[TASK PROMPT]
Set down the final stretch of the data, from the line that holds "Decode this image" through the last line, both included, with pictures left out.

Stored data
§

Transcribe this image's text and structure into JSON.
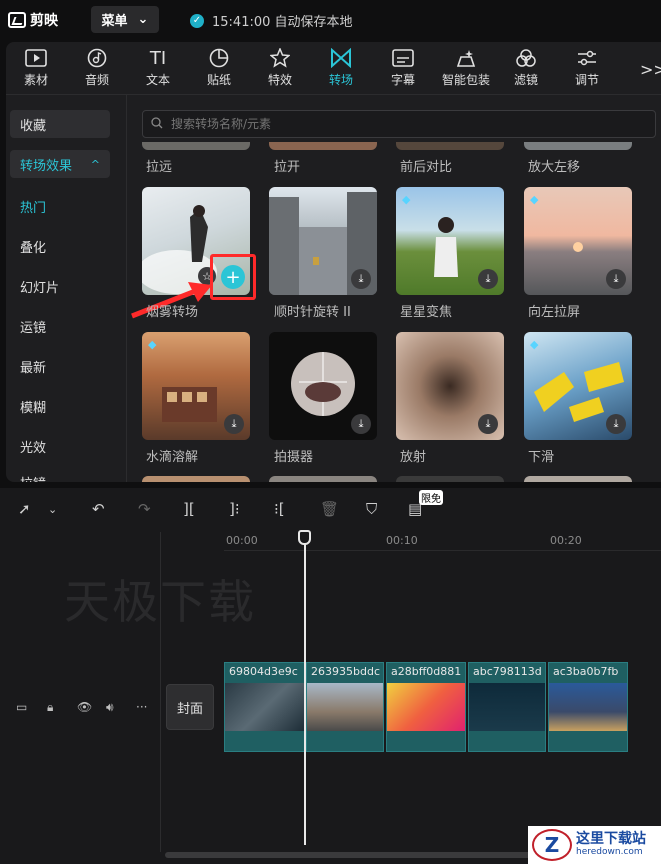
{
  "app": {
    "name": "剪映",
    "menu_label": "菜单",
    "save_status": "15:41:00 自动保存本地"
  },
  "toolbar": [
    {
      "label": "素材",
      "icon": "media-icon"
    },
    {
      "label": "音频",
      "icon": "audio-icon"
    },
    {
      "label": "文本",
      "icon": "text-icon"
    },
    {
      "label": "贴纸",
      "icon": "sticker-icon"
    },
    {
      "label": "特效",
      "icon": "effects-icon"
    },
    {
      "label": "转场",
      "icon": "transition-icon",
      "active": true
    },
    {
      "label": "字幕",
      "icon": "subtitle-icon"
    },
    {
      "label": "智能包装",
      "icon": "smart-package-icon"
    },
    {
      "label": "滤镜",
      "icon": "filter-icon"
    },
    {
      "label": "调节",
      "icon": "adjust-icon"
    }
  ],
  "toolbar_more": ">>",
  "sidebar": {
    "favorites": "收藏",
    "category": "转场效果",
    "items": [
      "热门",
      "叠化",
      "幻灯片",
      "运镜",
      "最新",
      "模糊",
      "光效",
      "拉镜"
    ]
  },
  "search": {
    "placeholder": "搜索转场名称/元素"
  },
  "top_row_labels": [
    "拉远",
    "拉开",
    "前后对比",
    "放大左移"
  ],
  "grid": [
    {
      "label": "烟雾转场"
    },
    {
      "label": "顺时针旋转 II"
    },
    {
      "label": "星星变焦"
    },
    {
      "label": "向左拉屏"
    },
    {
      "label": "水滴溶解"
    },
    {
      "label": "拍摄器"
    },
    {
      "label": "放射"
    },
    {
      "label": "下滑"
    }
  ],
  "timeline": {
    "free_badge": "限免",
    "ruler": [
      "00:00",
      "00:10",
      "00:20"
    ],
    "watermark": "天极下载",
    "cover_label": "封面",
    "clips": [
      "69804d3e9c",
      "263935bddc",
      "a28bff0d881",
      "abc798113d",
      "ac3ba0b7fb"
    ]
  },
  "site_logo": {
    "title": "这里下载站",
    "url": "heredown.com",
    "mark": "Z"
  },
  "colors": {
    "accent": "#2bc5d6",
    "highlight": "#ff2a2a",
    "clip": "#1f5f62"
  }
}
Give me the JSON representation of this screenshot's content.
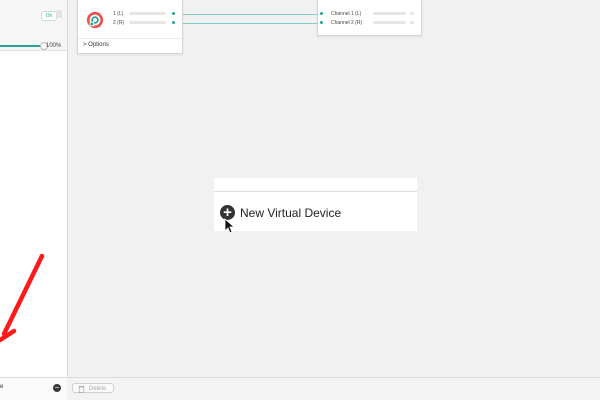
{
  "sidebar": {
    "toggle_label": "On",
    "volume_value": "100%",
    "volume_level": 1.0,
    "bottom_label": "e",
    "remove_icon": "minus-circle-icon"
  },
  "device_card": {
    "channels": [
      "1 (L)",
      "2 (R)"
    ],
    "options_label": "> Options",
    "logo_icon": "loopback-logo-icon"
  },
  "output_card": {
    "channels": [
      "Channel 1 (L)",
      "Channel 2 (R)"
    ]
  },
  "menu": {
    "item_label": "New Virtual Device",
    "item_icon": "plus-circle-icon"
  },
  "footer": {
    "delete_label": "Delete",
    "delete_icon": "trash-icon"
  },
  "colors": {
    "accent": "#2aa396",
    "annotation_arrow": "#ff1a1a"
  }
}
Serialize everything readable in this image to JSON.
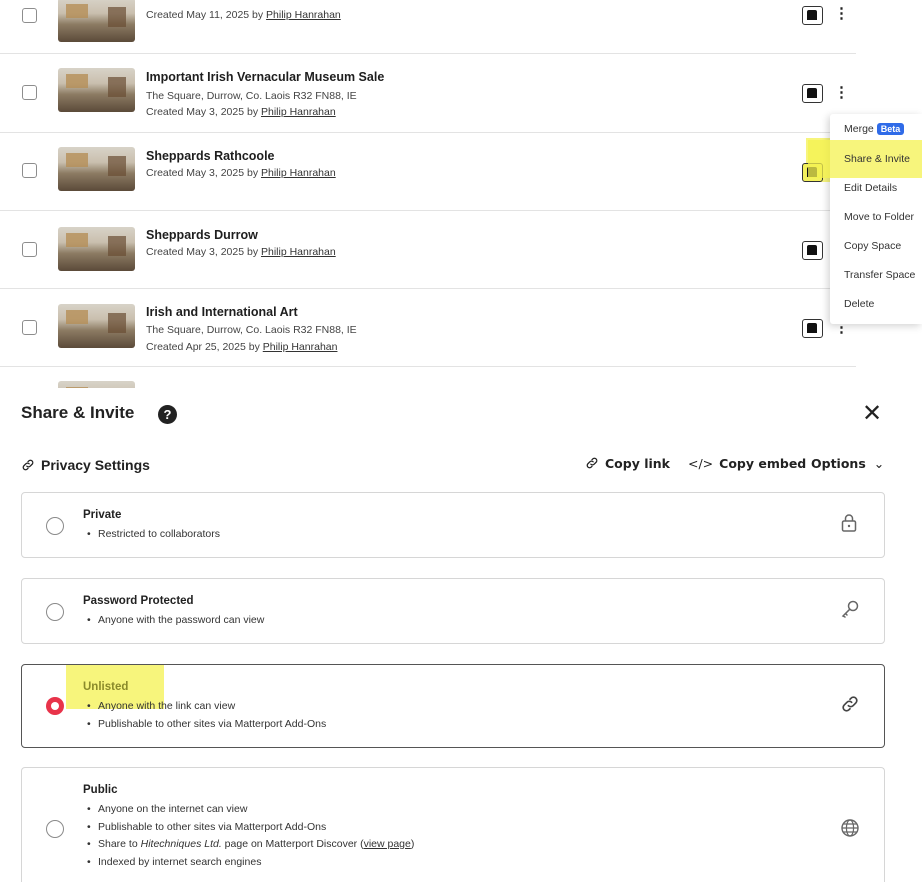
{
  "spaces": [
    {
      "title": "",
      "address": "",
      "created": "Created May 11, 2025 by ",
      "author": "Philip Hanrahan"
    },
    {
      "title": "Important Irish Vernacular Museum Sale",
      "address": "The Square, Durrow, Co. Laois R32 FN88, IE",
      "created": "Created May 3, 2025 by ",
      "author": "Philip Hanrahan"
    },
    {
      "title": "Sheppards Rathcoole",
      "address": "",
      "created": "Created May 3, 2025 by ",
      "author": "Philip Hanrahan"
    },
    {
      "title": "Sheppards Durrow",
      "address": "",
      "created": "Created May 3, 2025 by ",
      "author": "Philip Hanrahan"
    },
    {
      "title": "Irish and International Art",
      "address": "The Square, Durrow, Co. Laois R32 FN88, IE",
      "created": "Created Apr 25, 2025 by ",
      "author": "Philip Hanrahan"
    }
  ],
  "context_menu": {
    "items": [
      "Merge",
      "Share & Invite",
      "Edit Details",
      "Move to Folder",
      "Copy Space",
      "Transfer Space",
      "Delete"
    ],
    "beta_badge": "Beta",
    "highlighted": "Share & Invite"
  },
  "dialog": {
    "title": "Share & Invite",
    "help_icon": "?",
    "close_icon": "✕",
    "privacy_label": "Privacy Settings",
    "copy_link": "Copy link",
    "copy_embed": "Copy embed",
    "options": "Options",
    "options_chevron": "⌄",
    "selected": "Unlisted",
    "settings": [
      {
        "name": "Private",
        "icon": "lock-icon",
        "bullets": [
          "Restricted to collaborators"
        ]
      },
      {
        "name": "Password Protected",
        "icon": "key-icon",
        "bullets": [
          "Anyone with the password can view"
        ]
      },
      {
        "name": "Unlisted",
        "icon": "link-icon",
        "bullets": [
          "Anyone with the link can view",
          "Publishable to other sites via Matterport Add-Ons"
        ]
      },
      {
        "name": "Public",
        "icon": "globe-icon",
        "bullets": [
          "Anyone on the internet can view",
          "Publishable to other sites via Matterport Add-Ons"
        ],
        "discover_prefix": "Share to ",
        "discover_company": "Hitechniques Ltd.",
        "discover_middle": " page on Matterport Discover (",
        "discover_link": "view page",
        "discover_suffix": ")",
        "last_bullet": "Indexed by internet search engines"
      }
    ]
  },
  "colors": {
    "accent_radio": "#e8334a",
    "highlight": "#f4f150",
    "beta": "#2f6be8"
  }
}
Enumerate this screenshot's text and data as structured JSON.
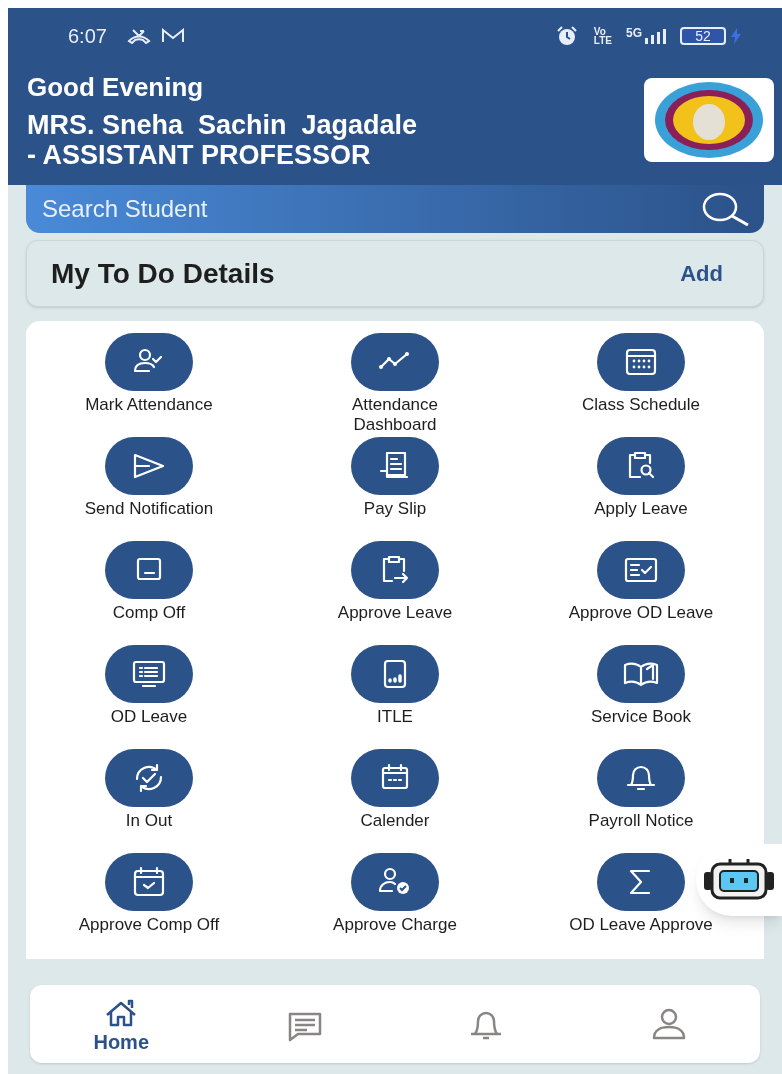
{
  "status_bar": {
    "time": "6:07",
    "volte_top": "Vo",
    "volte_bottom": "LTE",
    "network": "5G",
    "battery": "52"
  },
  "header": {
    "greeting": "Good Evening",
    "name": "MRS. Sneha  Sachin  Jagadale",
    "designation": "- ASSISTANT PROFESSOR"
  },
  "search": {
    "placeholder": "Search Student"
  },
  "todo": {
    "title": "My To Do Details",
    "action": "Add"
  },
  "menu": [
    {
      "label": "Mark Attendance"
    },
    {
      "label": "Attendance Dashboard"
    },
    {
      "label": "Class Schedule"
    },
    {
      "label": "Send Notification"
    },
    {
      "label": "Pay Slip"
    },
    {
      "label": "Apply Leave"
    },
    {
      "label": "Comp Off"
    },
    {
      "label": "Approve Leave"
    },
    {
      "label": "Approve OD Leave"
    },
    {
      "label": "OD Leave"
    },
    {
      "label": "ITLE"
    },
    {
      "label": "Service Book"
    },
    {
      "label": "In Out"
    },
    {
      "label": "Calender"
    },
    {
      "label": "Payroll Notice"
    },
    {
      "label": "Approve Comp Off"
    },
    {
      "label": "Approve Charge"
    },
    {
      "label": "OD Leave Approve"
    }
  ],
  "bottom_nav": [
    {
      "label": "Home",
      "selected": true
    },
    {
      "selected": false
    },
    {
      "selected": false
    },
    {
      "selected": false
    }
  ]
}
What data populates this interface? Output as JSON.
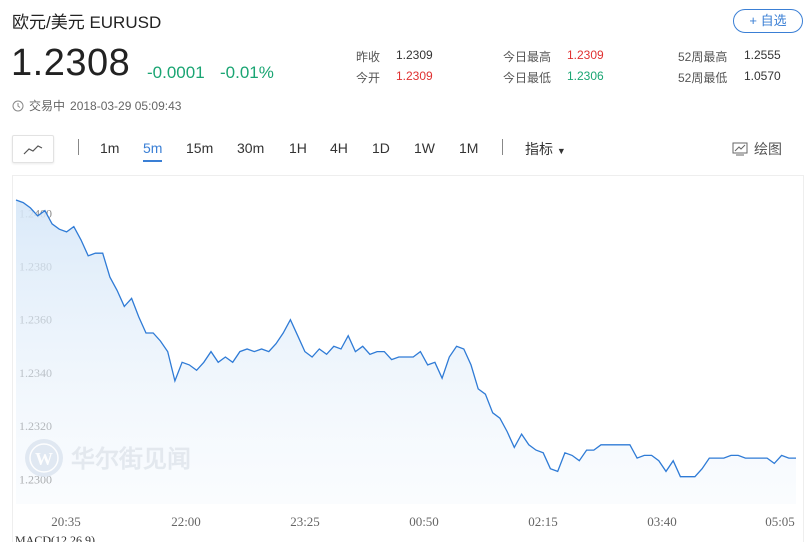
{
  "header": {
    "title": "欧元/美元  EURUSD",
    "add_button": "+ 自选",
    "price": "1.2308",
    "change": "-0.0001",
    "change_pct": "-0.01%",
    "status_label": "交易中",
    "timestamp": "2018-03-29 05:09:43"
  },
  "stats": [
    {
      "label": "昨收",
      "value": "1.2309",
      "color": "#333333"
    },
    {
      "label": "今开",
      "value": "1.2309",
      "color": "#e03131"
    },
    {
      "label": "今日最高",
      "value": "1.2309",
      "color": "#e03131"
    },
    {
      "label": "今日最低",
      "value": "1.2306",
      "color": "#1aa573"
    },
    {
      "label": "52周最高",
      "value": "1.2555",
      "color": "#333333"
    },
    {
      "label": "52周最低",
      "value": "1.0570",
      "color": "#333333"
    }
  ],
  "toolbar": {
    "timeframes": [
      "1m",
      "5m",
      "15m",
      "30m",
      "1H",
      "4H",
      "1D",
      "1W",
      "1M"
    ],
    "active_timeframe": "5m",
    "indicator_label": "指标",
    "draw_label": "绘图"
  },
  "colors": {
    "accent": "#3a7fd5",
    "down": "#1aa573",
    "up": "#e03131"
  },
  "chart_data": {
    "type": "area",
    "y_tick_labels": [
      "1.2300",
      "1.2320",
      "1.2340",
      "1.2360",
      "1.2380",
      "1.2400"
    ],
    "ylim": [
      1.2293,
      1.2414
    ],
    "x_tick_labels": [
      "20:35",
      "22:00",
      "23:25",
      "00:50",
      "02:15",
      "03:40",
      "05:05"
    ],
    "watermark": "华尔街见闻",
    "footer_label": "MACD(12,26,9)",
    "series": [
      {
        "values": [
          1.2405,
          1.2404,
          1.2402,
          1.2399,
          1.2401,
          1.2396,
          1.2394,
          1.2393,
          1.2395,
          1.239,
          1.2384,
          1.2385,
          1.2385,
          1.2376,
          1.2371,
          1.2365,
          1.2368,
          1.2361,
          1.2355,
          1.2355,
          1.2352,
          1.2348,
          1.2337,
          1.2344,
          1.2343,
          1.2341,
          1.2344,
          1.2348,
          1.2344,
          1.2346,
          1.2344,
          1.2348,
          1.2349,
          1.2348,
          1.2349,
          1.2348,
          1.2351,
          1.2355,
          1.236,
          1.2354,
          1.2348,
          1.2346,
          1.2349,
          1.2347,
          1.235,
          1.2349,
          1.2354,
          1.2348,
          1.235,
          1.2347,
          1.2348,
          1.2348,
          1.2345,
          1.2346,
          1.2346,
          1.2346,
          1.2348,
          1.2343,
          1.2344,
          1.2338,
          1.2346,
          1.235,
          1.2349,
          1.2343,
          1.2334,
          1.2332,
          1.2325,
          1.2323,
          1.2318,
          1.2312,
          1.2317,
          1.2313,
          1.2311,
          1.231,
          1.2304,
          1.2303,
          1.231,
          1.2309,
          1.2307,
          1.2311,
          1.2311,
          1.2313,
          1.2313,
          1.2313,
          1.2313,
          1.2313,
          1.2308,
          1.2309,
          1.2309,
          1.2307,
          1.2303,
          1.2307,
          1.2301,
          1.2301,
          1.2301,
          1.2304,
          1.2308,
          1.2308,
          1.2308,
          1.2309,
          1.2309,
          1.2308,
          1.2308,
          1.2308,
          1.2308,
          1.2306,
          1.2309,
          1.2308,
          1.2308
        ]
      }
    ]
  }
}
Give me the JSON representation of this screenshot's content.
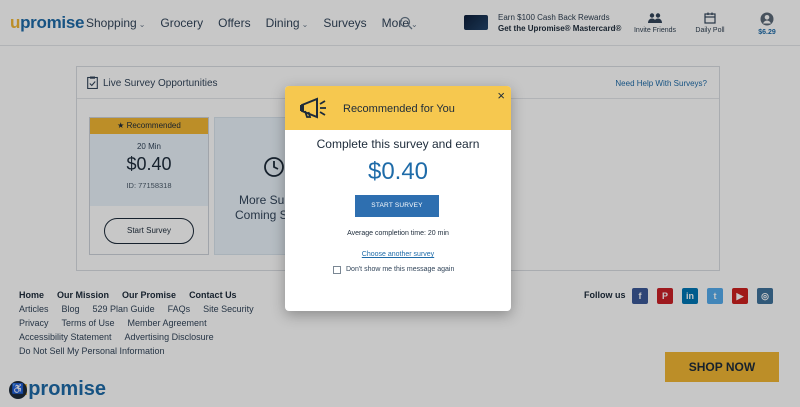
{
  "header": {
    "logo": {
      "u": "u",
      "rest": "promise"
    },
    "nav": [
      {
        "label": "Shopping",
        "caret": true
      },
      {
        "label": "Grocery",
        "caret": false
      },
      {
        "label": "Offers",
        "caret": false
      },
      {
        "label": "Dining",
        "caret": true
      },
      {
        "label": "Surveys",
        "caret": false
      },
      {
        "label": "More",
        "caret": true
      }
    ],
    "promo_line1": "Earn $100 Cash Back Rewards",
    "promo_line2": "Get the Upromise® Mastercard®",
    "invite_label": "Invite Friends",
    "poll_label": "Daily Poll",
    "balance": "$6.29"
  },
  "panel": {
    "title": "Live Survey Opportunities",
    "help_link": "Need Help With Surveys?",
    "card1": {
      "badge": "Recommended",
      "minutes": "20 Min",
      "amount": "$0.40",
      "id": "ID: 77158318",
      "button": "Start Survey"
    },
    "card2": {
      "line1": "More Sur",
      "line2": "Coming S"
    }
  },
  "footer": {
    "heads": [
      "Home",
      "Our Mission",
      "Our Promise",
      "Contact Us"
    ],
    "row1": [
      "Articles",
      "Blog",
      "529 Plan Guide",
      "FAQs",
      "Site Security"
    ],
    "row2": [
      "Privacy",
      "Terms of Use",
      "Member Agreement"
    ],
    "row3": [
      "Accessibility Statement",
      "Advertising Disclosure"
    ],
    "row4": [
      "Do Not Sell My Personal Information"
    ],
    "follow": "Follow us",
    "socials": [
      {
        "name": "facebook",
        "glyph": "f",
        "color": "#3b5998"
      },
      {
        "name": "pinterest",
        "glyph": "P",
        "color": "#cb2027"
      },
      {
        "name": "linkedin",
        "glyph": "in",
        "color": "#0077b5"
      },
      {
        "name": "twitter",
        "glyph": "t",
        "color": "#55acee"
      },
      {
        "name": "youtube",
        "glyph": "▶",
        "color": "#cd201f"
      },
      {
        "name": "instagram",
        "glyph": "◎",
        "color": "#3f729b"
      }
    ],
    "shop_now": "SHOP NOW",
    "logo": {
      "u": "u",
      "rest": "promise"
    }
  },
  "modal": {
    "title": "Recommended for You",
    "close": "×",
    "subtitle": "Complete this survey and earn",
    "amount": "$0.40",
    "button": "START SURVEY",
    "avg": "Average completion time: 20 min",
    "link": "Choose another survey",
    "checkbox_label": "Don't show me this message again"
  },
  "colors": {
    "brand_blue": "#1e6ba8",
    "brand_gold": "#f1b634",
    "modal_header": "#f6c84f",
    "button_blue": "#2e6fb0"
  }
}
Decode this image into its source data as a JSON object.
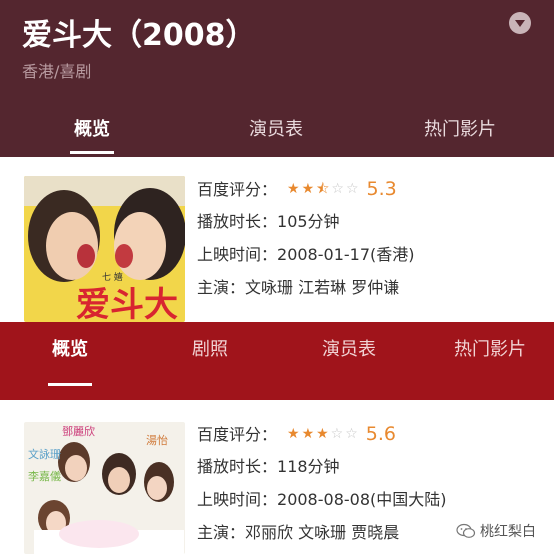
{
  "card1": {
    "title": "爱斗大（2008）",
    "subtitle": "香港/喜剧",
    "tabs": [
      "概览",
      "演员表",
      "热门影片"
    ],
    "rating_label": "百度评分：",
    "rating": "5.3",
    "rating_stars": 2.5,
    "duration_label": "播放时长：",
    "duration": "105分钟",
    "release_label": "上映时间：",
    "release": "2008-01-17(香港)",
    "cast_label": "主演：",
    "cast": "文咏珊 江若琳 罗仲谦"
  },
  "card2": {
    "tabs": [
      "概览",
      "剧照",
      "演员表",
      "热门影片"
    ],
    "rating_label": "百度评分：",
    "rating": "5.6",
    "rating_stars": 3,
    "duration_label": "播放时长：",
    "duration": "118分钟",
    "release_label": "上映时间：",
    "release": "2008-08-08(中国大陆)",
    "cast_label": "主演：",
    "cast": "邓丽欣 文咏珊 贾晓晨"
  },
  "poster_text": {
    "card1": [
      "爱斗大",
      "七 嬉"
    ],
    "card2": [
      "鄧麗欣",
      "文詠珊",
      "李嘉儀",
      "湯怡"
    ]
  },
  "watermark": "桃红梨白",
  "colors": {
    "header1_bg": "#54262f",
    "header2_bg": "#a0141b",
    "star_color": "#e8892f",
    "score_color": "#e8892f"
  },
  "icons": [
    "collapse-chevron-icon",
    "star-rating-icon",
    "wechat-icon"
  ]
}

§

[WORKED SOLUTION]
Decode this image into its source data as a JSON object.
{
  "card1": {
    "title": "爱斗大（2008）",
    "subtitle": "香港/喜剧",
    "tabs": [
      "概览",
      "演员表",
      "热门影片"
    ],
    "rating_label": "百度评分：",
    "rating": "5.3",
    "rating_stars": 2.5,
    "duration_label": "播放时长：",
    "duration": "105分钟",
    "release_label": "上映时间：",
    "release": "2008-01-17(香港)",
    "cast_label": "主演：",
    "cast": "文咏珊 江若琳 罗仲谦"
  },
  "card2": {
    "tabs": [
      "概览",
      "剧照",
      "演员表",
      "热门影片"
    ],
    "rating_label": "百度评分：",
    "rating": "5.6",
    "rating_stars": 3,
    "duration_label": "播放时长：",
    "duration": "118分钟",
    "release_label": "上映时间：",
    "release": "2008-08-08(中国大陆)",
    "cast_label": "主演：",
    "cast": "邓丽欣 文咏珊 贾晓晨"
  },
  "poster_text": {
    "card1": [
      "爱斗大",
      "七 嬉"
    ],
    "card2": [
      "鄧麗欣",
      "文詠珊",
      "李嘉儀",
      "湯怡"
    ]
  },
  "watermark": "桃红梨白",
  "colors": {
    "header1_bg": "#54262f",
    "header2_bg": "#a0141b",
    "star_color": "#e8892f",
    "score_color": "#e8892f"
  },
  "icons": [
    "collapse-chevron-icon",
    "star-rating-icon",
    "wechat-icon"
  ]
}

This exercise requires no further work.